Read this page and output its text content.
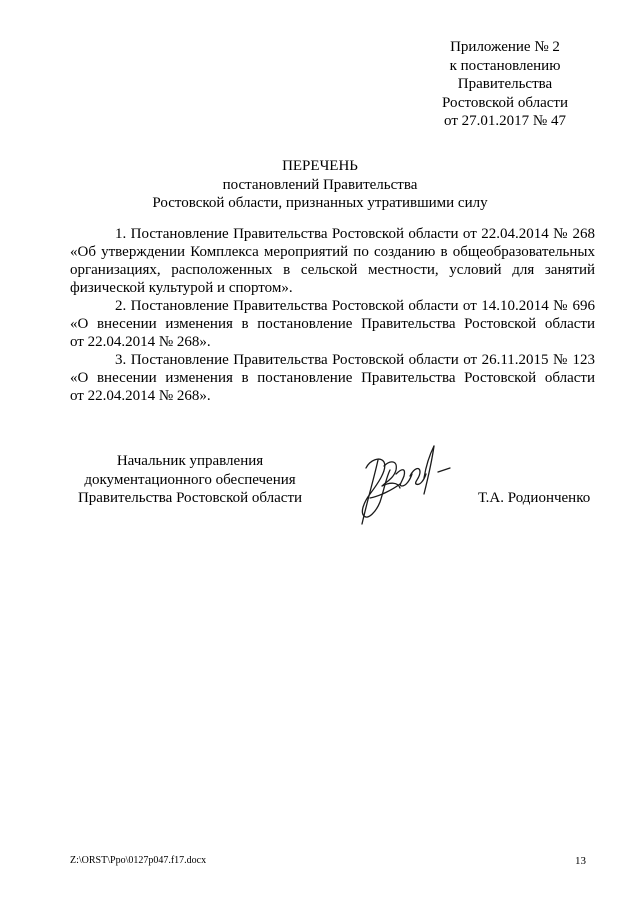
Приложение № 2
к постановлению
Правительства
Ростовской области
от 27.01.2017 № 47
ПЕРЕЧЕНЬ
постановлений Правительства
Ростовской области, признанных утратившими силу
1. Постановление Правительства Ростовской области от 22.04.2014 № 268
«Об утверждении Комплекса мероприятий по созданию в общеобразовательных
организациях, расположенных в сельской местности, условий для занятий
физической культурой и спортом».
2. Постановление Правительства Ростовской области от 14.10.2014 № 696
«О внесении изменения в постановление Правительства Ростовской области
от 22.04.2014 № 268».
3. Постановление Правительства Ростовской области от 26.11.2015 № 123
«О внесении изменения в постановление Правительства Ростовской области
от 22.04.2014 № 268».
Начальник управления
документационного обеспечения
Правительства Ростовской области	Т.А. Родионченко
Z:\ORST\Ppo\0127p047.f17.docx	13
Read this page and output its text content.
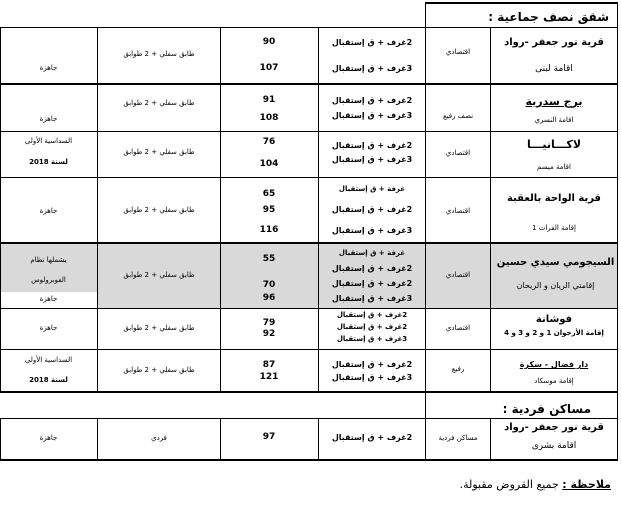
شقق نصف جماعية :
قرية نور جعفر -رواد
اقامة لبنى
اقتصادي
2غرف + ق إستقبال
3غرف + ق إستقبال
90
107
طابق سفلي + 2 طوابق
جاهزة
برج سدرية
اقامة النسري
نصف رفيع
2غرف + ق إستقبال
3غرف + ق إستقبال
91
108
طابق سفلي + 2 طوابق
جاهزة
لاكـــانيـــا
اقامة ميسم
اقتصادي
2غرف + ق إستقبال
3غرف + ق إستقبال
76
104
طابق سفلي + 2 طوابق
السداسية الأولى
لسنة 2018
قرية الواحة بالعقبة
إقامة الفرات 1
اقتصادي
غرفة + ق إستقبال
2غرف + ق إستقبال
3غرف + ق إستقبال
65
95
116
طابق سفلي + 2 طوابق
جاهزة
السيجومي سيدي حسين
إقامتي الريان و الريحان
اقتصادي
غرفة + ق إستقبال
2غرف + ق إستقبال
2غرف + ق إستقبال
3غرف + ق إستقبال
55
70
96
طابق سفلي + 2 طوابق
يشملها نظام
الفوبرولوس
جاهزة
فوشانة
إقامة الأرجوان 1 و 2 و 3 و 4
اقتصادي
2غرف + ق إستقبال
2غرف + ق إستقبال
3غرف + ق إستقبال
79
92
طابق سفلي + 2 طوابق
جاهزة
دار فضال - سكرة
إقامة موسكاد
رفيع
2غرف + ق إستقبال
3غرف + ق إستقبال
87
121
طابق سفلي + 2 طوابق
السداسية الأولى
لسنة 2018
مساكن فردية :
قرية نور جعفر -رواد
اقامة بشرى
مساكن فردية
2غرف + ق إستقبال
97
فردي
جاهزة
ملاحظة : جميع القروض مقبولة.
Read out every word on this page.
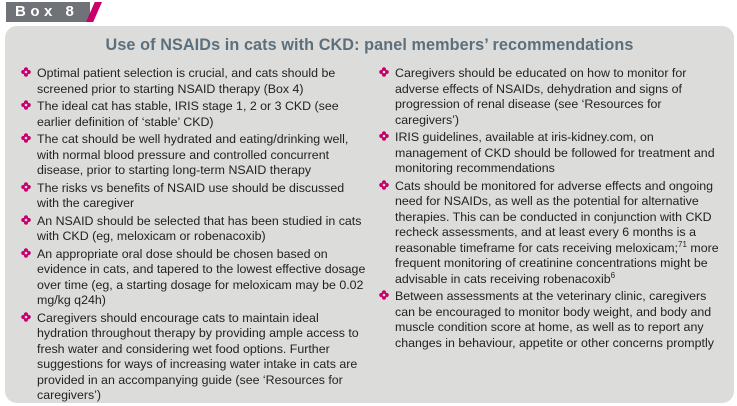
Box 8
Use of NSAIDs in cats with CKD: panel members’ recommendations
Optimal patient selection is crucial, and cats should be screened prior to starting NSAID therapy (Box 4)
The ideal cat has stable, IRIS stage 1, 2 or 3 CKD (see earlier definition of ‘stable’ CKD)
The cat should be well hydrated and eating/drinking well, with normal blood pressure and controlled concurrent disease, prior to starting long-term NSAID therapy
The risks vs benefits of NSAID use should be discussed with the caregiver
An NSAID should be selected that has been studied in cats with CKD (eg, meloxicam or robenacoxib)
An appropriate oral dose should be chosen based on evidence in cats, and tapered to the lowest effective dosage over time (eg, a starting dosage for meloxicam may be 0.02 mg/kg q24h)
Caregivers should encourage cats to maintain ideal hydration throughout therapy by providing ample access to fresh water and considering wet food options. Further suggestions for ways of increasing water intake in cats are provided in an accompanying guide (see ‘Resources for caregivers’)
Caregivers should be educated on how to monitor for adverse effects of NSAIDs, dehydration and signs of progression of renal disease (see ‘Resources for caregivers’)
IRIS guidelines, available at iris-kidney.com, on management of CKD should be followed for treatment and monitoring recommendations
Cats should be monitored for adverse effects and ongoing need for NSAIDs, as well as the potential for alternative therapies. This can be conducted in conjunction with CKD recheck assessments, and at least every 6 months is a reasonable timeframe for cats receiving meloxicam;$^{71}$ more frequent monitoring of creatinine concentrations might be advisable in cats receiving robenacoxib$^6$
Between assessments at the veterinary clinic, caregivers can be encouraged to monitor body weight, and body and muscle condition score at home, as well as to report any changes in behaviour, appetite or other concerns promptly
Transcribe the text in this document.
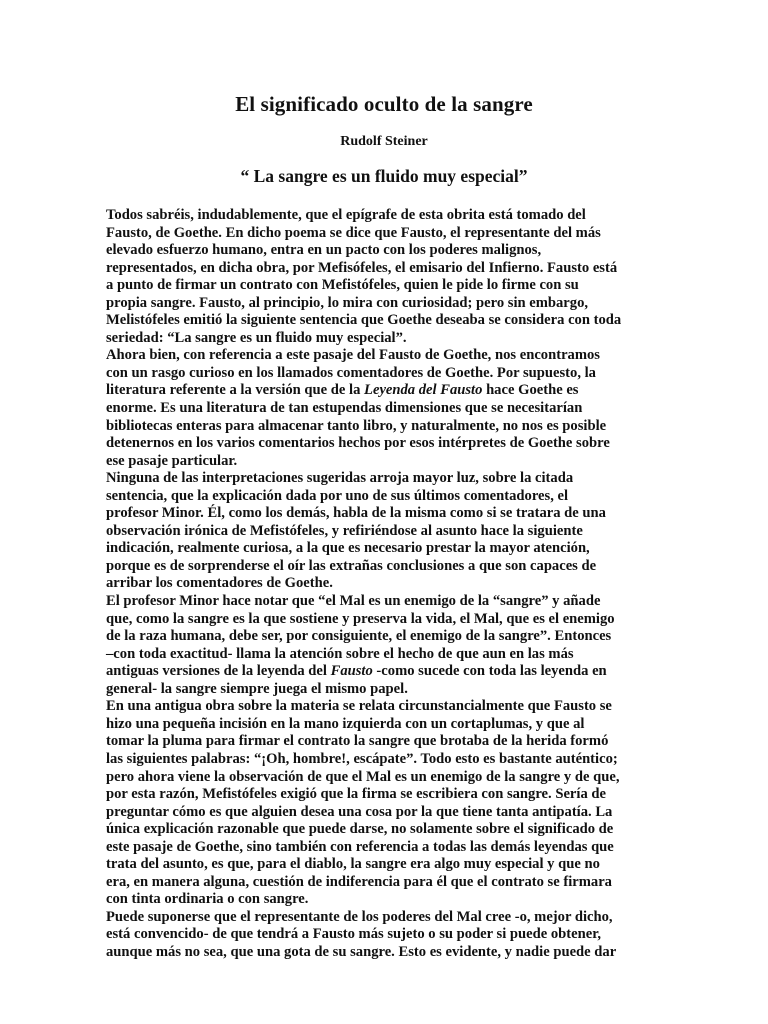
El significado oculto de la sangre
Rudolf Steiner
“ La sangre es un fluido muy especial”

Todos sabréis, indudablemente, que el epígrafe de esta obrita está tomado del
Fausto, de Goethe. En dicho poema se dice que Fausto, el representante del más
elevado esfuerzo humano, entra en un pacto con los poderes malignos,
representados, en dicha obra, por Mefisófeles, el emisario del Infierno. Fausto está
a punto de firmar un contrato con Mefistófeles, quien le pide lo firme con su
propia sangre. Fausto, al principio, lo mira con curiosidad; pero sin embargo,
Melistófeles emitió la siguiente sentencia que Goethe deseaba se considera con toda
seriedad: “La sangre es un fluido muy especial”.

Ahora bien, con referencia a este pasaje del Fausto de Goethe, nos encontramos
con un rasgo curioso en los llamados comentadores de Goethe. Por supuesto, la
literatura referente a la versión que de la Leyenda del Fausto hace Goethe es
enorme. Es una literatura de tan estupendas dimensiones que se necesitarían
bibliotecas enteras para almacenar tanto libro, y naturalmente, no nos es posible
detenernos en los varios comentarios hechos por esos intérpretes de Goethe sobre
ese pasaje particular.

Ninguna de las interpretaciones sugeridas arroja mayor luz, sobre la citada
sentencia, que la explicación dada por uno de sus últimos comentadores, el
profesor Minor. Él, como los demás, habla de la misma como si se tratara de una
observación irónica de Mefistófeles, y refiriéndose al asunto hace la siguiente
indicación, realmente curiosa, a la que es necesario prestar la mayor atención,
porque es de sorprenderse el oír las extrañas conclusiones a que son capaces de
arribar los comentadores de Goethe.

El profesor Minor hace notar que “el Mal es un enemigo de la “sangre” y añade
que, como la sangre es la que sostiene y preserva la vida, el Mal, que es el enemigo
de la raza humana, debe ser, por consiguiente, el enemigo de la sangre”. Entonces
–con toda exactitud- llama la atención sobre el hecho de que aun en las más
antiguas versiones de la leyenda del Fausto -como sucede con toda las leyenda en
general- la sangre siempre juega el mismo papel.

En una antigua obra sobre la materia se relata circunstancialmente que Fausto se
hizo una pequeña incisión en la mano izquierda con un cortaplumas, y que al
tomar la pluma para firmar el contrato la sangre que brotaba de la herida formó
las siguientes palabras: “¡Oh, hombre!, escápate”. Todo esto es bastante auténtico;
pero ahora viene la observación de que el Mal es un enemigo de la sangre y de que,
por esta razón, Mefistófeles exigió que la firma se escribiera con sangre. Sería de
preguntar cómo es que alguien desea una cosa por la que tiene tanta antipatía. La
única explicación razonable que puede darse, no solamente sobre el significado de
este pasaje de Goethe, sino también con referencia a todas las demás leyendas que
trata del asunto, es que, para el diablo, la sangre era algo muy especial y que no
era, en manera alguna, cuestión de indiferencia para él que el contrato se firmara
con tinta ordinaria o con sangre.

Puede suponerse que el representante de los poderes del Mal cree -o, mejor dicho,
está convencido- de que tendrá a Fausto más sujeto o su poder si puede obtener,
aunque más no sea, que una gota de su sangre. Esto es evidente, y nadie puede dar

TASK BRIEF
The pictures in the entries should be left out; output everything else exactly.

SOLUTION TO THE EXERCISE
Read this page and output its text content.
Приложение № 2
к постановлению
Правительства
Ростовской области
от 27.01.2017 № 47
ПЕРЕЧЕНЬ
постановлений Правительства
Ростовской области, признанных утратившими силу
1. Постановление Правительства Ростовской области от 22.04.2014 № 268
«Об утверждении Комплекса мероприятий по созданию в общеобразовательных
организациях, расположенных в сельской местности, условий для занятий
физической культурой и спортом».
2. Постановление Правительства Ростовской области от 14.10.2014 № 696
«О внесении изменения в постановление Правительства Ростовской области
от 22.04.2014 № 268».
3. Постановление Правительства Ростовской области от 26.11.2015 № 123
«О внесении изменения в постановление Правительства Ростовской области
от 22.04.2014 № 268».
Начальник управления
документационного обеспечения
Правительства Ростовской области	Т.А. Родионченко
Z:\ORST\Ppo\0127p047.f17.docx	13
Read this page and output its text content.
شقق نصف جماعية :
قرية نور جعفر -رواد
اقامة لبنى
اقتصادي
2غرف + ق إستقبال
3غرف + ق إستقبال
90
107
طابق سفلي + 2 طوابق
جاهزة
برج سدرية
اقامة النسري
نصف رفيع
2غرف + ق إستقبال
3غرف + ق إستقبال
91
108
طابق سفلي + 2 طوابق
جاهزة
لاكـــانيـــا
اقامة ميسم
اقتصادي
2غرف + ق إستقبال
3غرف + ق إستقبال
76
104
طابق سفلي + 2 طوابق
السداسية الأولى
لسنة 2018
قرية الواحة بالعقبة
إقامة الفرات 1
اقتصادي
غرفة + ق إستقبال
2غرف + ق إستقبال
3غرف + ق إستقبال
65
95
116
طابق سفلي + 2 طوابق
جاهزة
السيجومي سيدي حسين
إقامتي الريان و الريحان
اقتصادي
غرفة + ق إستقبال
2غرف + ق إستقبال
2غرف + ق إستقبال
3غرف + ق إستقبال
55
70
96
طابق سفلي + 2 طوابق
يشملها نظام
الفوبرولوس
جاهزة
فوشانة
إقامة الأرجوان 1 و 2 و 3 و 4
اقتصادي
2غرف + ق إستقبال
2غرف + ق إستقبال
3غرف + ق إستقبال
79
92
طابق سفلي + 2 طوابق
جاهزة
دار فضال - سكرة
إقامة موسكاد
رفيع
2غرف + ق إستقبال
3غرف + ق إستقبال
87
121
طابق سفلي + 2 طوابق
السداسية الأولى
لسنة 2018
مساكن فردية :
قرية نور جعفر -رواد
اقامة بشرى
مساكن فردية
2غرف + ق إستقبال
97
فردي
جاهزة
ملاحظة : جميع القروض مقبولة.
Read out every word on this page.
Box 8
Use of NSAIDs in cats with CKD: panel members’ recommendations
Optimal patient selection is crucial, and cats should be screened prior to starting NSAID therapy (Box 4)
The ideal cat has stable, IRIS stage 1, 2 or 3 CKD (see earlier definition of ‘stable’ CKD)
The cat should be well hydrated and eating/drinking well, with normal blood pressure and controlled concurrent disease, prior to starting long-term NSAID therapy
The risks vs benefits of NSAID use should be discussed with the caregiver
An NSAID should be selected that has been studied in cats with CKD (eg, meloxicam or robenacoxib)
An appropriate oral dose should be chosen based on evidence in cats, and tapered to the lowest effective dosage over time (eg, a starting dosage for meloxicam may be 0.02 mg/kg q24h)
Caregivers should encourage cats to maintain ideal hydration throughout therapy by providing ample access to fresh water and considering wet food options. Further suggestions for ways of increasing water intake in cats are provided in an accompanying guide (see ‘Resources for caregivers’)
Caregivers should be educated on how to monitor for adverse effects of NSAIDs, dehydration and signs of progression of renal disease (see ‘Resources for caregivers’)
IRIS guidelines, available at iris-kidney.com, on management of CKD should be followed for treatment and monitoring recommendations
Cats should be monitored for adverse effects and ongoing need for NSAIDs, as well as the potential for alternative therapies. This can be conducted in conjunction with CKD recheck assessments, and at least every 6 months is a reasonable timeframe for cats receiving meloxicam;$^{71}$ more frequent monitoring of creatinine concentrations might be advisable in cats receiving robenacoxib$^6$
Between assessments at the veterinary clinic, caregivers can be encouraged to monitor body weight, and body and muscle condition score at home, as well as to report any changes in behaviour, appetite or other concerns promptly
Transcribe the text in this document.
El significado oculto de la sangre
Rudolf Steiner
“ La sangre es un fluido muy especial”

Todos sabréis, indudablemente, que el epígrafe de esta obrita está tomado del
Fausto, de Goethe. En dicho poema se dice que Fausto, el representante del más
elevado esfuerzo humano, entra en un pacto con los poderes malignos,
representados, en dicha obra, por Mefisófeles, el emisario del Infierno. Fausto está
a punto de firmar un contrato con Mefistófeles, quien le pide lo firme con su
propia sangre. Fausto, al principio, lo mira con curiosidad; pero sin embargo,
Melistófeles emitió la siguiente sentencia que Goethe deseaba se considera con toda
seriedad: “La sangre es un fluido muy especial”.

Ahora bien, con referencia a este pasaje del Fausto de Goethe, nos encontramos
con un rasgo curioso en los llamados comentadores de Goethe. Por supuesto, la
literatura referente a la versión que de la Leyenda del Fausto hace Goethe es
enorme. Es una literatura de tan estupendas dimensiones que se necesitarían
bibliotecas enteras para almacenar tanto libro, y naturalmente, no nos es posible
detenernos en los varios comentarios hechos por esos intérpretes de Goethe sobre
ese pasaje particular.

Ninguna de las interpretaciones sugeridas arroja mayor luz, sobre la citada
sentencia, que la explicación dada por uno de sus últimos comentadores, el
profesor Minor. Él, como los demás, habla de la misma como si se tratara de una
observación irónica de Mefistófeles, y refiriéndose al asunto hace la siguiente
indicación, realmente curiosa, a la que es necesario prestar la mayor atención,
porque es de sorprenderse el oír las extrañas conclusiones a que son capaces de
arribar los comentadores de Goethe.

El profesor Minor hace notar que “el Mal es un enemigo de la “sangre” y añade
que, como la sangre es la que sostiene y preserva la vida, el Mal, que es el enemigo
de la raza humana, debe ser, por consiguiente, el enemigo de la sangre”. Entonces
–con toda exactitud- llama la atención sobre el hecho de que aun en las más
antiguas versiones de la leyenda del Fausto -como sucede con toda las leyenda en
general- la sangre siempre juega el mismo papel.

En una antigua obra sobre la materia se relata circunstancialmente que Fausto se
hizo una pequeña incisión en la mano izquierda con un cortaplumas, y que al
tomar la pluma para firmar el contrato la sangre que brotaba de la herida formó
las siguientes palabras: “¡Oh, hombre!, escápate”. Todo esto es bastante auténtico;
pero ahora viene la observación de que el Mal es un enemigo de la sangre y de que,
por esta razón, Mefistófeles exigió que la firma se escribiera con sangre. Sería de
preguntar cómo es que alguien desea una cosa por la que tiene tanta antipatía. La
única explicación razonable que puede darse, no solamente sobre el significado de
este pasaje de Goethe, sino también con referencia a todas las demás leyendas que
trata del asunto, es que, para el diablo, la sangre era algo muy especial y que no
era, en manera alguna, cuestión de indiferencia para él que el contrato se firmara
con tinta ordinaria o con sangre.

Puede suponerse que el representante de los poderes del Mal cree -o, mejor dicho,
está convencido- de que tendrá a Fausto más sujeto o su poder si puede obtener,
aunque más no sea, que una gota de su sangre. Esto es evidente, y nadie puede dar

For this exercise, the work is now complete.